- [DATASET RECORDS]:
----------------

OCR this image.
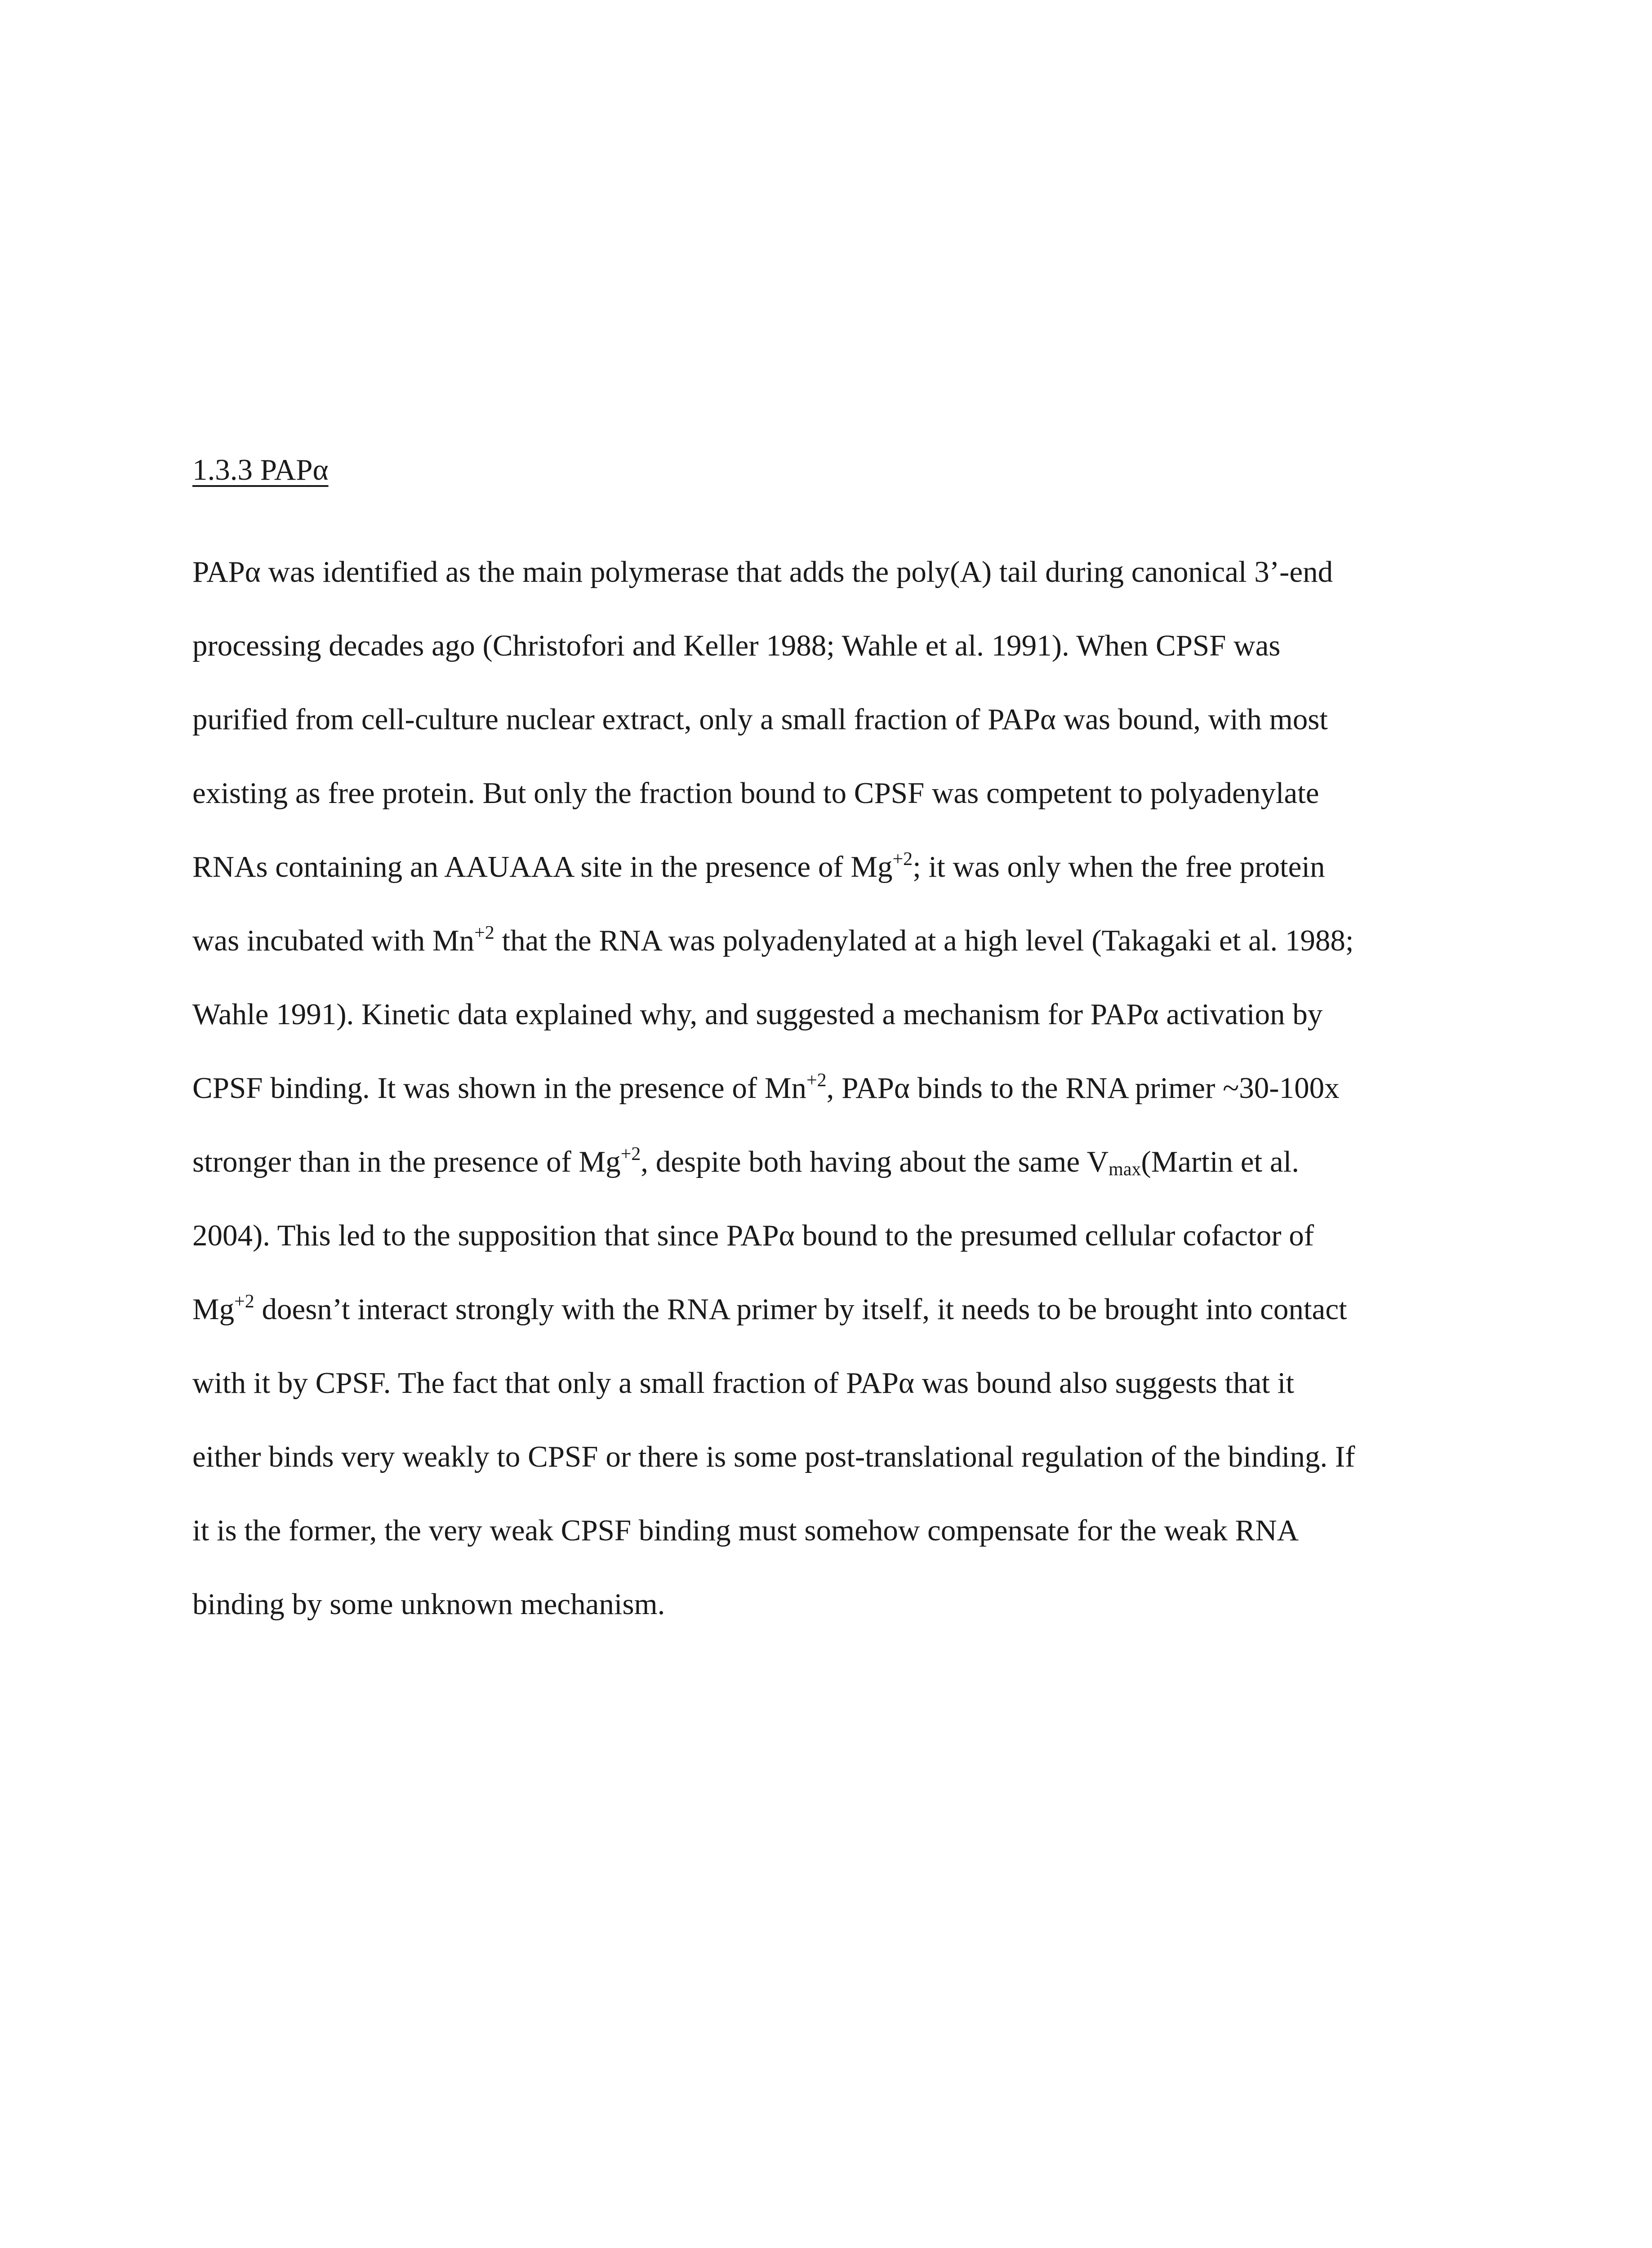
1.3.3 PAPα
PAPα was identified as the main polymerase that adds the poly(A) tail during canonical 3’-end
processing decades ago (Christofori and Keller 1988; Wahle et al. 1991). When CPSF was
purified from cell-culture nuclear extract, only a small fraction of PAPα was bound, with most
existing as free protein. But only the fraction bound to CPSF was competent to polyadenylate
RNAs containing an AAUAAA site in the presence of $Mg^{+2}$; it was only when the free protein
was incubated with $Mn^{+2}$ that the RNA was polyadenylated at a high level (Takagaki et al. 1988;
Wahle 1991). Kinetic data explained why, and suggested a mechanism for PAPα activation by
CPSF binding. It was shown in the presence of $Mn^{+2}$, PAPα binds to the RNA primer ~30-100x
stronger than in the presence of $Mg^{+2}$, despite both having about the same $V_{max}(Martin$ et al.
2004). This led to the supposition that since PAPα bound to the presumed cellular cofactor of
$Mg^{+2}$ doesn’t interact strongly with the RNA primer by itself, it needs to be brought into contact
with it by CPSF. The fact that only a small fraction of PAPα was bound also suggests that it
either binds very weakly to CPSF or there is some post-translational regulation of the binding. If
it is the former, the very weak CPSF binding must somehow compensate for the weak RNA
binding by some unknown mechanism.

----------------

- [WHAT THE EXERCISE ASKS]:
Give the data again exactly, image-free.

- [TASK RESULT]:
OCR this image.
1.3.3 PAPα
PAPα was identified as the main polymerase that adds the poly(A) tail during canonical 3’-end
processing decades ago (Christofori and Keller 1988; Wahle et al. 1991). When CPSF was
purified from cell-culture nuclear extract, only a small fraction of PAPα was bound, with most
existing as free protein. But only the fraction bound to CPSF was competent to polyadenylate
RNAs containing an AAUAAA site in the presence of $Mg^{+2}$; it was only when the free protein
was incubated with $Mn^{+2}$ that the RNA was polyadenylated at a high level (Takagaki et al. 1988;
Wahle 1991). Kinetic data explained why, and suggested a mechanism for PAPα activation by
CPSF binding. It was shown in the presence of $Mn^{+2}$, PAPα binds to the RNA primer ~30-100x
stronger than in the presence of $Mg^{+2}$, despite both having about the same $V_{max}(Martin$ et al.
2004). This led to the supposition that since PAPα bound to the presumed cellular cofactor of
$Mg^{+2}$ doesn’t interact strongly with the RNA primer by itself, it needs to be brought into contact
with it by CPSF. The fact that only a small fraction of PAPα was bound also suggests that it
either binds very weakly to CPSF or there is some post-translational regulation of the binding. If
it is the former, the very weak CPSF binding must somehow compensate for the weak RNA
binding by some unknown mechanism.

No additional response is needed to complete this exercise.